Dataset items

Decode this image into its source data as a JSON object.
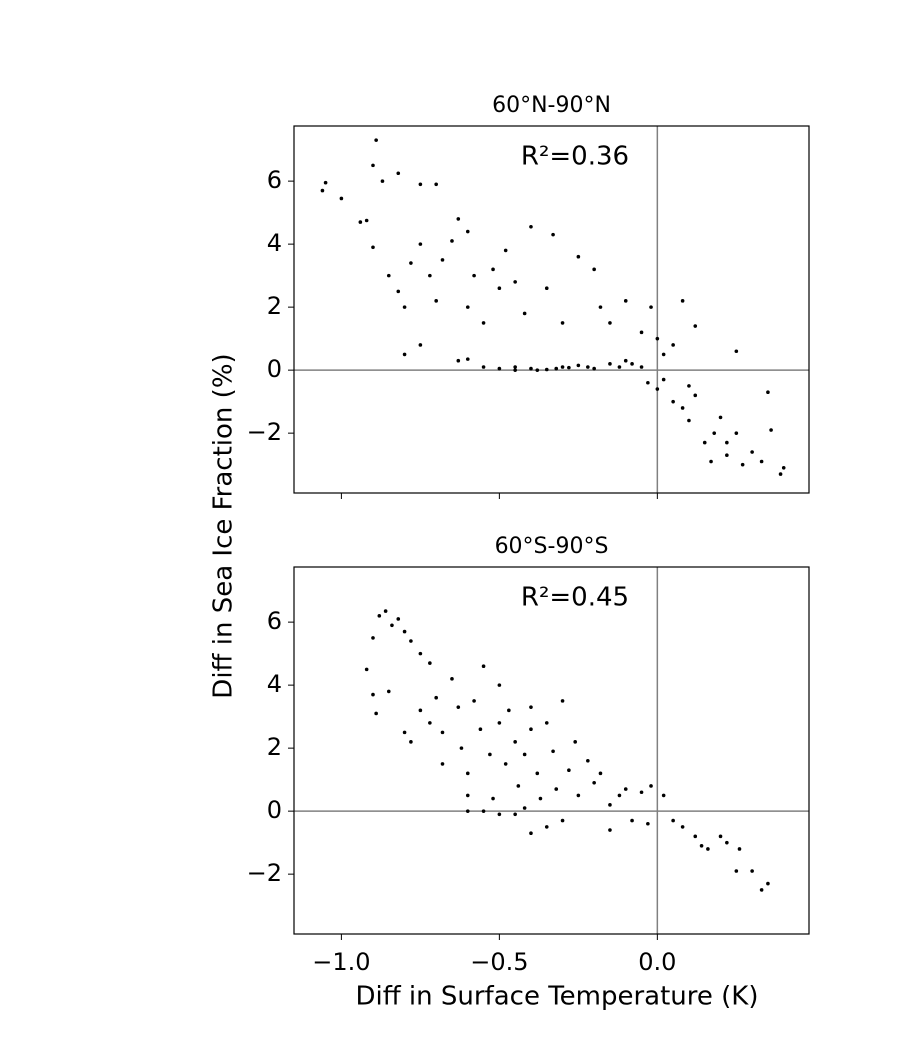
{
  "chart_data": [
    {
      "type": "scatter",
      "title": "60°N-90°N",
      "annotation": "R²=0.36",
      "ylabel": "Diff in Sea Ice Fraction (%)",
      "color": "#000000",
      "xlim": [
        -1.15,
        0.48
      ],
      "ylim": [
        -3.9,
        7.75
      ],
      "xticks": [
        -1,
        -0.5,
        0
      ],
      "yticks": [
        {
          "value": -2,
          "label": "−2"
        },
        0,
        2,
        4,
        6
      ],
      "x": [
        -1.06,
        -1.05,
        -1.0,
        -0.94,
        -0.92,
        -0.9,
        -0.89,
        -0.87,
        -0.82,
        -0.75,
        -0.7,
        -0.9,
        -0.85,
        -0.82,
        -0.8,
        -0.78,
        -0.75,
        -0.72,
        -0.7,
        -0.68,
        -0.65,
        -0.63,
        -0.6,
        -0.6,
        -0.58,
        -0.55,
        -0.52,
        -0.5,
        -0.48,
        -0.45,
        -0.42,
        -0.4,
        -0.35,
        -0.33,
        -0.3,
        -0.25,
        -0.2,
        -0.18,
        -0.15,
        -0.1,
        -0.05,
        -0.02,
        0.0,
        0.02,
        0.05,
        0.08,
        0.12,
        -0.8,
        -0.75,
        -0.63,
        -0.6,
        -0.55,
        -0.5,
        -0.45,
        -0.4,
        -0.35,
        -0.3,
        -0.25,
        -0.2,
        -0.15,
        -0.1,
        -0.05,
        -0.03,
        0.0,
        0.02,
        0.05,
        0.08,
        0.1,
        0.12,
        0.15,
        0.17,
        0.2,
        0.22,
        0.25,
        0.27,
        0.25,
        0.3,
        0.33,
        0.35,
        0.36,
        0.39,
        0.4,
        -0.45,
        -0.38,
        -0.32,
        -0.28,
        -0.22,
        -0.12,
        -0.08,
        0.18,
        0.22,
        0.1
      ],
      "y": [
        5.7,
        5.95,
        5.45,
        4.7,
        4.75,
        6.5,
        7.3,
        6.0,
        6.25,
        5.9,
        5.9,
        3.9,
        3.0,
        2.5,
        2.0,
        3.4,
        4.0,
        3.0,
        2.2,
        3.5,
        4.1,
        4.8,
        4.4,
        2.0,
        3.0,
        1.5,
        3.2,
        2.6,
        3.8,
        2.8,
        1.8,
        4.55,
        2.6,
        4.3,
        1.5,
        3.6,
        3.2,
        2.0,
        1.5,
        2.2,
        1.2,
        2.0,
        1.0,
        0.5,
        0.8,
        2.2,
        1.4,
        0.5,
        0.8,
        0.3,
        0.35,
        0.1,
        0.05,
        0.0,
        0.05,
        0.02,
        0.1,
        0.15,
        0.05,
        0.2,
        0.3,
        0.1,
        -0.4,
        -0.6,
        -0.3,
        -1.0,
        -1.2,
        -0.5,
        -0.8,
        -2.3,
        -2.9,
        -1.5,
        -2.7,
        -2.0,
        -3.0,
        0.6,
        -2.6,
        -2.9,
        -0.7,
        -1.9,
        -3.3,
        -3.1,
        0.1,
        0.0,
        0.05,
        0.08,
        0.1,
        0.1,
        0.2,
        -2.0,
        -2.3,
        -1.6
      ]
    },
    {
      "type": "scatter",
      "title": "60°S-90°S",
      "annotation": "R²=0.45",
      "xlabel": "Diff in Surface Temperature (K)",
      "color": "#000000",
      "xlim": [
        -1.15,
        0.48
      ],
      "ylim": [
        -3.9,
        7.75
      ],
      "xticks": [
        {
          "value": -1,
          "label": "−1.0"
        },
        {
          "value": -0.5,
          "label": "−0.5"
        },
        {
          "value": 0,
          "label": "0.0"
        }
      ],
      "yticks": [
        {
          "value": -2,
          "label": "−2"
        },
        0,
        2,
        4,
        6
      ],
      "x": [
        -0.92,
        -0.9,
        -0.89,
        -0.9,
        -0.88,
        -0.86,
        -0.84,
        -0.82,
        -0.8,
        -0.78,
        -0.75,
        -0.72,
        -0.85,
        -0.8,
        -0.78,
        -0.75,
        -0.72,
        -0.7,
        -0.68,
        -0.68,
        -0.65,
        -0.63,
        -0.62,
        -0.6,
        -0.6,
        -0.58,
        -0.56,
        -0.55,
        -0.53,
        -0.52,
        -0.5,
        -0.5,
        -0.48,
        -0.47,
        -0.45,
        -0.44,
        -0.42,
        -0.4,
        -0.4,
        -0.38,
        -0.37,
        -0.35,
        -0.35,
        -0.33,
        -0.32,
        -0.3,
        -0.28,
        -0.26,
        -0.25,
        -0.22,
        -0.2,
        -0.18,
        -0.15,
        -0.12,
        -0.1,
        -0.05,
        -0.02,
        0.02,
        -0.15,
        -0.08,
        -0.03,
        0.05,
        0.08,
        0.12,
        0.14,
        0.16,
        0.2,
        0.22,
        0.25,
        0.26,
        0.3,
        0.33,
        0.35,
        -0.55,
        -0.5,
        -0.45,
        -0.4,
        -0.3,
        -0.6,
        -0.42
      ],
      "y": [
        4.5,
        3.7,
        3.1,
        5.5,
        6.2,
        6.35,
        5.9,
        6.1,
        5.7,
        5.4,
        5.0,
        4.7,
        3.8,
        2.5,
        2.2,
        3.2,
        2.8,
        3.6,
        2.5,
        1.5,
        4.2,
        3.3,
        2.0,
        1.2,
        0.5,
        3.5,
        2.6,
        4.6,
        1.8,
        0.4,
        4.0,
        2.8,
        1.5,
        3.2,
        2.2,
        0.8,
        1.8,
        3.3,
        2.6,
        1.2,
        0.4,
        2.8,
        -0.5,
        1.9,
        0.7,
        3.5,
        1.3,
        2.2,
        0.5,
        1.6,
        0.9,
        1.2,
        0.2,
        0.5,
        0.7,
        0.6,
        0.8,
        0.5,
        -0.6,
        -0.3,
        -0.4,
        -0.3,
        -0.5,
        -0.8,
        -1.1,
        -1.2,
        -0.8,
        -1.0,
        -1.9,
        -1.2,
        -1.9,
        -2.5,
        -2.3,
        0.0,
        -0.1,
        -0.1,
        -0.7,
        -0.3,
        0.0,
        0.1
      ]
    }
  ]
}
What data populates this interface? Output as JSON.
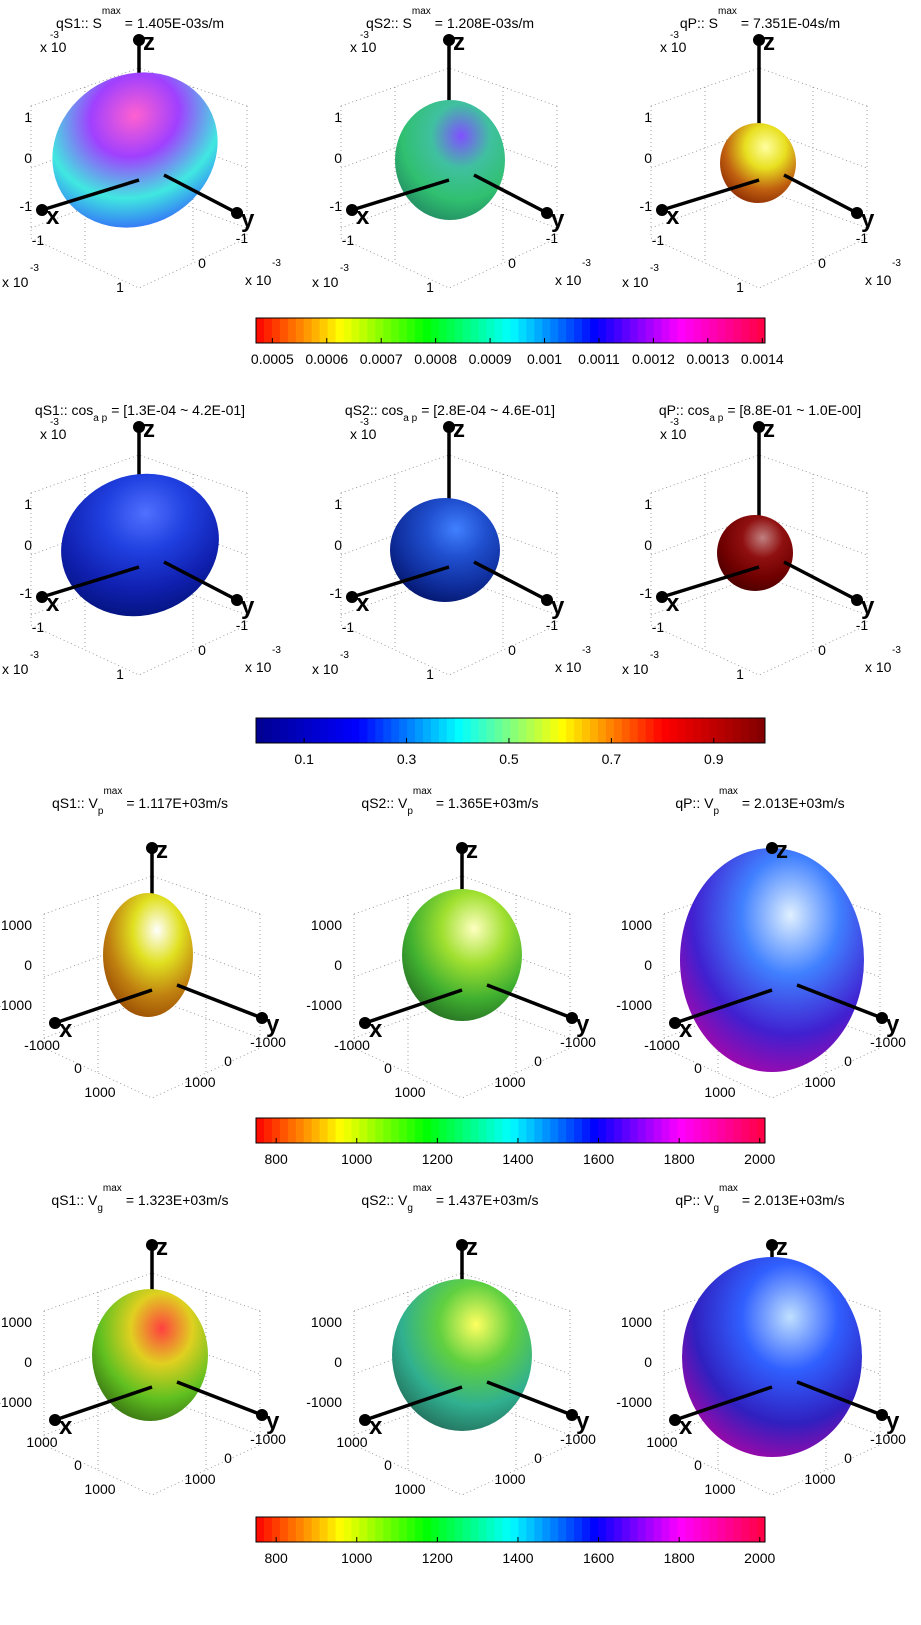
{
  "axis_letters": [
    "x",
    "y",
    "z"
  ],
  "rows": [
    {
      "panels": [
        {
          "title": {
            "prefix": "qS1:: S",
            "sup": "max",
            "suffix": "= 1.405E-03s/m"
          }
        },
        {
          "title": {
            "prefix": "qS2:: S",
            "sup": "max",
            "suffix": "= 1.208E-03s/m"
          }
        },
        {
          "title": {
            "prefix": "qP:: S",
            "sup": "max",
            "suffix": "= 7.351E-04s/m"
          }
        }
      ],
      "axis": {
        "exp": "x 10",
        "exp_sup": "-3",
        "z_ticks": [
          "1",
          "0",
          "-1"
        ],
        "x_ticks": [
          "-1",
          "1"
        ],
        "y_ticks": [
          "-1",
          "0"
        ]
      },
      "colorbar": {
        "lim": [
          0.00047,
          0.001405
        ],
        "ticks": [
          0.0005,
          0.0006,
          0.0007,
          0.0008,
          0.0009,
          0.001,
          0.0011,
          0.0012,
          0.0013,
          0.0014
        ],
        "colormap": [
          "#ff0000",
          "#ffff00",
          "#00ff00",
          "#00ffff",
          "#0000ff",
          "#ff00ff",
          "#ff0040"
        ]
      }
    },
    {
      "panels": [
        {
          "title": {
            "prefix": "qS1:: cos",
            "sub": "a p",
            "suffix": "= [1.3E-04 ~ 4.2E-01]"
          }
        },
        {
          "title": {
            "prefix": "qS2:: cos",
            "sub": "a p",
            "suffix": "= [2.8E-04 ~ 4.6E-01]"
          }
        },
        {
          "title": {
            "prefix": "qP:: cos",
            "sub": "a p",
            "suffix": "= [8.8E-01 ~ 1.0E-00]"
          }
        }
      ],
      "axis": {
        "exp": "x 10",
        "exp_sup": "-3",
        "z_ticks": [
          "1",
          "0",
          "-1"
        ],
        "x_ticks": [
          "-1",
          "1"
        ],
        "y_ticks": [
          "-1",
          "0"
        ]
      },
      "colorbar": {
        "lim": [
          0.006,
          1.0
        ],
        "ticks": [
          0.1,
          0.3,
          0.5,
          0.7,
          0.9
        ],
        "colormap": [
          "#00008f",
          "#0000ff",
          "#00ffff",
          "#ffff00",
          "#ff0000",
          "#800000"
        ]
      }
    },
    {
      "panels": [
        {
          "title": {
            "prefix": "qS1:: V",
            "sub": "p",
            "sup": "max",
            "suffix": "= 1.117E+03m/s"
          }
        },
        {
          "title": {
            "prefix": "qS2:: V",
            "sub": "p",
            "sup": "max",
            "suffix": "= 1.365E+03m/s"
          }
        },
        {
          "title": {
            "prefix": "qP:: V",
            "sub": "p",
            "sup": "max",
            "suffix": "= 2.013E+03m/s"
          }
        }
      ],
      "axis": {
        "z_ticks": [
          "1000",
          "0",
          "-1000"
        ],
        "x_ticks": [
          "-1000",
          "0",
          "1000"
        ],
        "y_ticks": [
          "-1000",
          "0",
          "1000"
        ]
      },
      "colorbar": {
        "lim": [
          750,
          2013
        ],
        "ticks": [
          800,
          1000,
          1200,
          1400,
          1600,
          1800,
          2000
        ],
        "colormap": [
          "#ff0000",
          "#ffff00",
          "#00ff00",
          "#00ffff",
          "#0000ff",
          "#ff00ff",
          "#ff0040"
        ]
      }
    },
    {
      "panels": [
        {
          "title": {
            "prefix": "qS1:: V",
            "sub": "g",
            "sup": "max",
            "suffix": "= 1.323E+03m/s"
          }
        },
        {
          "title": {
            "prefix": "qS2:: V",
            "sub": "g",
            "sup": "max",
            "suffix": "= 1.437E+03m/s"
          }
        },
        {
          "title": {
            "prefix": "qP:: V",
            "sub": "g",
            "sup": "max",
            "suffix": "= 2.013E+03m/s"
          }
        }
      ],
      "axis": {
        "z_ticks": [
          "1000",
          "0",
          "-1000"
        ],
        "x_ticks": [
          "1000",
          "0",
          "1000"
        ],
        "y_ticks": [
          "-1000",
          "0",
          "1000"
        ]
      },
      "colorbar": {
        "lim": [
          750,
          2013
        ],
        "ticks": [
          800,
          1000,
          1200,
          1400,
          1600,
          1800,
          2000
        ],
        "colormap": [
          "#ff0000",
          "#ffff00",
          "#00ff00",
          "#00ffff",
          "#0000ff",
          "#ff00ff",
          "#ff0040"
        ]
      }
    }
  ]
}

### Your objective
Find every line that has "Diff" in it, then return those lines.

### Problem solution
      "ylabel": "Diff in Sea Ice Fraction (%)",
      "xlabel": "Diff in Surface Temperature (K)",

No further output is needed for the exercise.